[Source records]
· · ·

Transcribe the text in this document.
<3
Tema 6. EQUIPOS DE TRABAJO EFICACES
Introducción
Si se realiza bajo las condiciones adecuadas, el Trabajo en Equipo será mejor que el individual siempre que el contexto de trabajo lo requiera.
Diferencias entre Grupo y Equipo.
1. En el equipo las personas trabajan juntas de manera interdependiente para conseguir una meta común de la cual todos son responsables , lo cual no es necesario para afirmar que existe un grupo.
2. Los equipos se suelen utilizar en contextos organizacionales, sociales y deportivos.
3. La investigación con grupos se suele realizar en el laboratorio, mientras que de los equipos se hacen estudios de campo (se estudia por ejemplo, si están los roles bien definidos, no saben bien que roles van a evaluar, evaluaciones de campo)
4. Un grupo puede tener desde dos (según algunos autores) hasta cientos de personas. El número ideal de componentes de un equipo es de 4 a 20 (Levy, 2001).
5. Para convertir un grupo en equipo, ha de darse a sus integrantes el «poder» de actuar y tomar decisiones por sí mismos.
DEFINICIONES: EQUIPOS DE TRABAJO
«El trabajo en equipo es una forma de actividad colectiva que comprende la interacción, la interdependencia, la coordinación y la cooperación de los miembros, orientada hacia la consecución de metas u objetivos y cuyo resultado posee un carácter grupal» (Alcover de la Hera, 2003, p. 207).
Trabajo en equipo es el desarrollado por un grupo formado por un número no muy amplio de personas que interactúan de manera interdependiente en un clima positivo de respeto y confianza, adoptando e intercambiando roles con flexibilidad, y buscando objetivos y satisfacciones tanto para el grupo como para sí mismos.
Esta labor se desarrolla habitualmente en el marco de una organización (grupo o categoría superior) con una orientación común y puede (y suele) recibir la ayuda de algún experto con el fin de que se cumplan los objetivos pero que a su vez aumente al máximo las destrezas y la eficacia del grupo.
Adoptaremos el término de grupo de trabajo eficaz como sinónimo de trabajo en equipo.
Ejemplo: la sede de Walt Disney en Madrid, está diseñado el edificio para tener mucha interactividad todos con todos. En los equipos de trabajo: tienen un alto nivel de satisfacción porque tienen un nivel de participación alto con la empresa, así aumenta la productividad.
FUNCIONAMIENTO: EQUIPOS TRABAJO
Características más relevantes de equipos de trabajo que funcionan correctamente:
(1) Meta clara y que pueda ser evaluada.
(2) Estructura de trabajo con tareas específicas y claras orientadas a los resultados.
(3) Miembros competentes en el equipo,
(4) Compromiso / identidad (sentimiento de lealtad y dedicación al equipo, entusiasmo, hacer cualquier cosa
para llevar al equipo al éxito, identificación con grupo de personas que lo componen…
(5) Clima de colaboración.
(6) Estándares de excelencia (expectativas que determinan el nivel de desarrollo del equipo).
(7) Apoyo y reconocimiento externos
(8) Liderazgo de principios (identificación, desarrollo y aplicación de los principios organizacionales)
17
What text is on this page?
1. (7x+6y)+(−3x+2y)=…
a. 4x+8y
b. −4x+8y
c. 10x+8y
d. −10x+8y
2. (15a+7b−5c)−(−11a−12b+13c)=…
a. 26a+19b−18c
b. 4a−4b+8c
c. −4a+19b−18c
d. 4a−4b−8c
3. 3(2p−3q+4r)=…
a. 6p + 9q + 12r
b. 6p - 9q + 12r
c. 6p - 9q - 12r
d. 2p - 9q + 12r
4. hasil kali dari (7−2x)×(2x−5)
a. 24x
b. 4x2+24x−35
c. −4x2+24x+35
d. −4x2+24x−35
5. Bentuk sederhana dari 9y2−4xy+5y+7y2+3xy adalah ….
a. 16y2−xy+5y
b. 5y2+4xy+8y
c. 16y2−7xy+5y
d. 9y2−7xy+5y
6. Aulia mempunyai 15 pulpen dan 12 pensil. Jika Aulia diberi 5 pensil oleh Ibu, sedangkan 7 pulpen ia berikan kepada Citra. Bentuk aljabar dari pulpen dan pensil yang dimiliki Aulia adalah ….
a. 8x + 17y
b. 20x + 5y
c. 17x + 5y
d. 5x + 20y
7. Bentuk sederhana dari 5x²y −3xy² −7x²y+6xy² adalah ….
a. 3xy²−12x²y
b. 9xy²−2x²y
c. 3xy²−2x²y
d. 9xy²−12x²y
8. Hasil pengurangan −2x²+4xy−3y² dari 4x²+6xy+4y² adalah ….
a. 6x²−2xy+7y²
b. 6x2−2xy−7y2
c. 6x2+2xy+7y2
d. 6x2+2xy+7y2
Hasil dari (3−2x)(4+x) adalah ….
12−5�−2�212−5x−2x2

· · ·

Your goal
Write each line above out exactly.

Final answer
Transcribe the text in this document.
<3
Tema 6. EQUIPOS DE TRABAJO EFICACES
Introducción
Si se realiza bajo las condiciones adecuadas, el Trabajo en Equipo será mejor que el individual siempre que el contexto de trabajo lo requiera.
Diferencias entre Grupo y Equipo.
1. En el equipo las personas trabajan juntas de manera interdependiente para conseguir una meta común de la cual todos son responsables , lo cual no es necesario para afirmar que existe un grupo.
2. Los equipos se suelen utilizar en contextos organizacionales, sociales y deportivos.
3. La investigación con grupos se suele realizar en el laboratorio, mientras que de los equipos se hacen estudios de campo (se estudia por ejemplo, si están los roles bien definidos, no saben bien que roles van a evaluar, evaluaciones de campo)
4. Un grupo puede tener desde dos (según algunos autores) hasta cientos de personas. El número ideal de componentes de un equipo es de 4 a 20 (Levy, 2001).
5. Para convertir un grupo en equipo, ha de darse a sus integrantes el «poder» de actuar y tomar decisiones por sí mismos.
DEFINICIONES: EQUIPOS DE TRABAJO
«El trabajo en equipo es una forma de actividad colectiva que comprende la interacción, la interdependencia, la coordinación y la cooperación de los miembros, orientada hacia la consecución de metas u objetivos y cuyo resultado posee un carácter grupal» (Alcover de la Hera, 2003, p. 207).
Trabajo en equipo es el desarrollado por un grupo formado por un número no muy amplio de personas que interactúan de manera interdependiente en un clima positivo de respeto y confianza, adoptando e intercambiando roles con flexibilidad, y buscando objetivos y satisfacciones tanto para el grupo como para sí mismos.
Esta labor se desarrolla habitualmente en el marco de una organización (grupo o categoría superior) con una orientación común y puede (y suele) recibir la ayuda de algún experto con el fin de que se cumplan los objetivos pero que a su vez aumente al máximo las destrezas y la eficacia del grupo.
Adoptaremos el término de grupo de trabajo eficaz como sinónimo de trabajo en equipo.
Ejemplo: la sede de Walt Disney en Madrid, está diseñado el edificio para tener mucha interactividad todos con todos. En los equipos de trabajo: tienen un alto nivel de satisfacción porque tienen un nivel de participación alto con la empresa, así aumenta la productividad.
FUNCIONAMIENTO: EQUIPOS TRABAJO
Características más relevantes de equipos de trabajo que funcionan correctamente:
(1) Meta clara y que pueda ser evaluada.
(2) Estructura de trabajo con tareas específicas y claras orientadas a los resultados.
(3) Miembros competentes en el equipo,
(4) Compromiso / identidad (sentimiento de lealtad y dedicación al equipo, entusiasmo, hacer cualquier cosa
para llevar al equipo al éxito, identificación con grupo de personas que lo componen…
(5) Clima de colaboración.
(6) Estándares de excelencia (expectativas que determinan el nivel de desarrollo del equipo).
(7) Apoyo y reconocimiento externos
(8) Liderazgo de principios (identificación, desarrollo y aplicación de los principios organizacionales)
17
What text is on this page?
1. (7x+6y)+(−3x+2y)=…
a. 4x+8y
b. −4x+8y
c. 10x+8y
d. −10x+8y
2. (15a+7b−5c)−(−11a−12b+13c)=…
a. 26a+19b−18c
b. 4a−4b+8c
c. −4a+19b−18c
d. 4a−4b−8c
3. 3(2p−3q+4r)=…
a. 6p + 9q + 12r
b. 6p - 9q + 12r
c. 6p - 9q - 12r
d. 2p - 9q + 12r
4. hasil kali dari (7−2x)×(2x−5)
a. 24x
b. 4x2+24x−35
c. −4x2+24x+35
d. −4x2+24x−35
5. Bentuk sederhana dari 9y2−4xy+5y+7y2+3xy adalah ….
a. 16y2−xy+5y
b. 5y2+4xy+8y
c. 16y2−7xy+5y
d. 9y2−7xy+5y
6. Aulia mempunyai 15 pulpen dan 12 pensil. Jika Aulia diberi 5 pensil oleh Ibu, sedangkan 7 pulpen ia berikan kepada Citra. Bentuk aljabar dari pulpen dan pensil yang dimiliki Aulia adalah ….
a. 8x + 17y
b. 20x + 5y
c. 17x + 5y
d. 5x + 20y
7. Bentuk sederhana dari 5x²y −3xy² −7x²y+6xy² adalah ….
a. 3xy²−12x²y
b. 9xy²−2x²y
c. 3xy²−2x²y
d. 9xy²−12x²y
8. Hasil pengurangan −2x²+4xy−3y² dari 4x²+6xy+4y² adalah ….
a. 6x²−2xy+7y²
b. 6x2−2xy−7y2
c. 6x2+2xy+7y2
d. 6x2+2xy+7y2
Hasil dari (3−2x)(4+x) adalah ….
12−5�−2�212−5x−2x2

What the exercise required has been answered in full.